SET PROBLEM
Give every line from the entries that contains "وقوله".
________________
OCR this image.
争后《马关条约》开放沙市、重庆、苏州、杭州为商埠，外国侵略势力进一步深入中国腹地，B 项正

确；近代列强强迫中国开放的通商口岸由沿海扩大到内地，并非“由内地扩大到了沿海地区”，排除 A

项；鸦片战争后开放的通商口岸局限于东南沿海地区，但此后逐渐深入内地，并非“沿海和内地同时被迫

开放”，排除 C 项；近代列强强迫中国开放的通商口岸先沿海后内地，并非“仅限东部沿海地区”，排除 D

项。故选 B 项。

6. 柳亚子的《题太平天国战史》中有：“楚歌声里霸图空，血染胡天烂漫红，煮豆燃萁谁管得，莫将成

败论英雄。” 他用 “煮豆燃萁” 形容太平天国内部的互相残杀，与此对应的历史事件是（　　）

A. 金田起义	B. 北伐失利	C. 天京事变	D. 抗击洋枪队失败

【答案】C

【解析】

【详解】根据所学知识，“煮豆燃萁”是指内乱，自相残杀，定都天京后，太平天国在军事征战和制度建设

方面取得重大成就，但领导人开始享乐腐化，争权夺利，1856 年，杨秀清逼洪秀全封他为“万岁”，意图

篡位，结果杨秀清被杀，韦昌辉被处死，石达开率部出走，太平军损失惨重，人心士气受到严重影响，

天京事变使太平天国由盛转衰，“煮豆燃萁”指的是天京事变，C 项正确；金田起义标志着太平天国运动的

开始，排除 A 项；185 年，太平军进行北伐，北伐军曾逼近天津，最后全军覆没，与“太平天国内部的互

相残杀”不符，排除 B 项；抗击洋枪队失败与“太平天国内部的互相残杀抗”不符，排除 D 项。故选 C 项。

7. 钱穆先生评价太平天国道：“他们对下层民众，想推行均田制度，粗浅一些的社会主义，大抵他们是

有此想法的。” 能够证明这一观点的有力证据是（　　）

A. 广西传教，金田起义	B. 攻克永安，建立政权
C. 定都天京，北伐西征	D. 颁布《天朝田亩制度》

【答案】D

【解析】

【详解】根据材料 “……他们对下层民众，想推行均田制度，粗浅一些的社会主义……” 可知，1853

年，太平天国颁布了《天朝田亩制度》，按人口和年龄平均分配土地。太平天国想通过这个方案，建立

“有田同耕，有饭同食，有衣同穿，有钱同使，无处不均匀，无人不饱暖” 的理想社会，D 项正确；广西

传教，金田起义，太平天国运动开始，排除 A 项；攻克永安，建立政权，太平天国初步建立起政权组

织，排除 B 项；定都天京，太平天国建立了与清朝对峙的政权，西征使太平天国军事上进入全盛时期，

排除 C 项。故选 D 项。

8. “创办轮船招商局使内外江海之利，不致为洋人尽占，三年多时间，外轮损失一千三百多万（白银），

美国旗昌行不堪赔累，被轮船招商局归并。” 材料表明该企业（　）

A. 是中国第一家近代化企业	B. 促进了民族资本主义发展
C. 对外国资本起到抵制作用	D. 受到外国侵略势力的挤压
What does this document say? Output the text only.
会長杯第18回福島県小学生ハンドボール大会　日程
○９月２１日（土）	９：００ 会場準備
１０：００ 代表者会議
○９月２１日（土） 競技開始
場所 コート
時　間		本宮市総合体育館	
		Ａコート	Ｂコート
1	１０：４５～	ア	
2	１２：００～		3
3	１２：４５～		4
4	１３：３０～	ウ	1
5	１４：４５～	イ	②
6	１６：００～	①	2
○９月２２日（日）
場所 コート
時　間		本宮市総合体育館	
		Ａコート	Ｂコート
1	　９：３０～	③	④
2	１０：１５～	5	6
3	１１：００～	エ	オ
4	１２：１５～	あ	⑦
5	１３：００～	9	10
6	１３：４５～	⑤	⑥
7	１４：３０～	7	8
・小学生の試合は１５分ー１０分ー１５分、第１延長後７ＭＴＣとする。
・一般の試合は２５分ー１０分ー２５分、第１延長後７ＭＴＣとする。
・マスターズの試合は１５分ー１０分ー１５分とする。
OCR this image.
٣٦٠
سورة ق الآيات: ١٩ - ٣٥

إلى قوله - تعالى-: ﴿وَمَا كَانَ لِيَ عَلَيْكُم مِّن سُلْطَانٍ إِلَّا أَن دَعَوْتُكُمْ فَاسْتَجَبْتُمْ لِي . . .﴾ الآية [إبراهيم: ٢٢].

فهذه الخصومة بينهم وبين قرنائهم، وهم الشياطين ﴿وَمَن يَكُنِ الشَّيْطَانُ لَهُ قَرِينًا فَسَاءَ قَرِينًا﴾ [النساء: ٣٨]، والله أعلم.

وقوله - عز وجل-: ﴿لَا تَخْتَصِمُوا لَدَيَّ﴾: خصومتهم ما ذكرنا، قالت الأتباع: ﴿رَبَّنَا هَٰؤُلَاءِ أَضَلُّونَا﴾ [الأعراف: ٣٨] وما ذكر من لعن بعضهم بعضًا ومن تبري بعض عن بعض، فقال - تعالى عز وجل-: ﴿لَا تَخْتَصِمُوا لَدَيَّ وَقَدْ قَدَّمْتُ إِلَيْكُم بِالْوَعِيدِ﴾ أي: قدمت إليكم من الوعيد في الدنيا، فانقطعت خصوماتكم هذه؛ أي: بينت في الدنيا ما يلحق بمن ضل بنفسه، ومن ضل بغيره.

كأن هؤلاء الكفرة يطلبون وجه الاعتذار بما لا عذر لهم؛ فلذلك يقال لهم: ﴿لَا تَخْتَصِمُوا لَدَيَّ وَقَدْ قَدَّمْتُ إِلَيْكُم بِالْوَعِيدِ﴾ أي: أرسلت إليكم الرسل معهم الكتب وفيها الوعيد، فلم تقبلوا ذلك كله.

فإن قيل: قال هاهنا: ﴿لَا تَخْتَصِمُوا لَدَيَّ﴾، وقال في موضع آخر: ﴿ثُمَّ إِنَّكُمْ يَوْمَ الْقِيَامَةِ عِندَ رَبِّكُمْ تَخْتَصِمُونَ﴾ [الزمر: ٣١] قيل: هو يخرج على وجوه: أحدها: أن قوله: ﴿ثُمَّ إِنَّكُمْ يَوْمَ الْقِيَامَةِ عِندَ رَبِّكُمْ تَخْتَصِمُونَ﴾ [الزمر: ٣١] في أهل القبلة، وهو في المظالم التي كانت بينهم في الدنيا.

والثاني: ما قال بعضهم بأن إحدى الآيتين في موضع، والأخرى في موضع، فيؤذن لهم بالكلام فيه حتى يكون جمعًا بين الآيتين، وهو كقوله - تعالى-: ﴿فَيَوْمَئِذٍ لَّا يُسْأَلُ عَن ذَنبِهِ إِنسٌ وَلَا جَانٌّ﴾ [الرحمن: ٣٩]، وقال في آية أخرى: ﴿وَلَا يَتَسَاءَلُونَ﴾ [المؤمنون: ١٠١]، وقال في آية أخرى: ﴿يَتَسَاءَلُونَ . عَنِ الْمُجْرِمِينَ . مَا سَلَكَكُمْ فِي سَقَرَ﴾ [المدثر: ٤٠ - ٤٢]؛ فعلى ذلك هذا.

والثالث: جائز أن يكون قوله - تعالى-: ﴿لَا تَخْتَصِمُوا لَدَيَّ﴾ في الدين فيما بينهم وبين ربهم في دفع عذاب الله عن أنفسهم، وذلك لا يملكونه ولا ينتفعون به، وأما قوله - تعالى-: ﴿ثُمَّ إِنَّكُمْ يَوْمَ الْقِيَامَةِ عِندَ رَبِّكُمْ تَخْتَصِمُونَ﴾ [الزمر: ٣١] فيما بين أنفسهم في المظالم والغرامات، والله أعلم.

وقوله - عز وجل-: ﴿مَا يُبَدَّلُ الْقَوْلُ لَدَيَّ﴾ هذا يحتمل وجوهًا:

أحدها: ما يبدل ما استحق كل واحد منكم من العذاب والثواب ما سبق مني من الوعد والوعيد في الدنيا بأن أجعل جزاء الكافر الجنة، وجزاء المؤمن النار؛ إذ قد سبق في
________________
EXERCISE SOLUTION
وقوله - عز وجل-: ﴿لَا تَخْتَصِمُوا لَدَيَّ﴾: خصومتهم ما ذكرنا، قالت الأتباع: ﴿رَبَّنَا هَٰؤُلَاءِ أَضَلُّونَا﴾ [الأعراف: ٣٨] وما ذكر من لعن بعضهم بعضًا ومن تبري بعض عن بعض، فقال - تعالى عز وجل-: ﴿لَا تَخْتَصِمُوا لَدَيَّ وَقَدْ قَدَّمْتُ إِلَيْكُم بِالْوَعِيدِ﴾ أي: قدمت إليكم من الوعيد في الدنيا، فانقطعت خصوماتكم هذه؛ أي: بينت في الدنيا ما يلحق بمن ضل بنفسه، ومن ضل بغيره.
وقوله - عز وجل-: ﴿مَا يُبَدَّلُ الْقَوْلُ لَدَيَّ﴾ هذا يحتمل وجوهًا:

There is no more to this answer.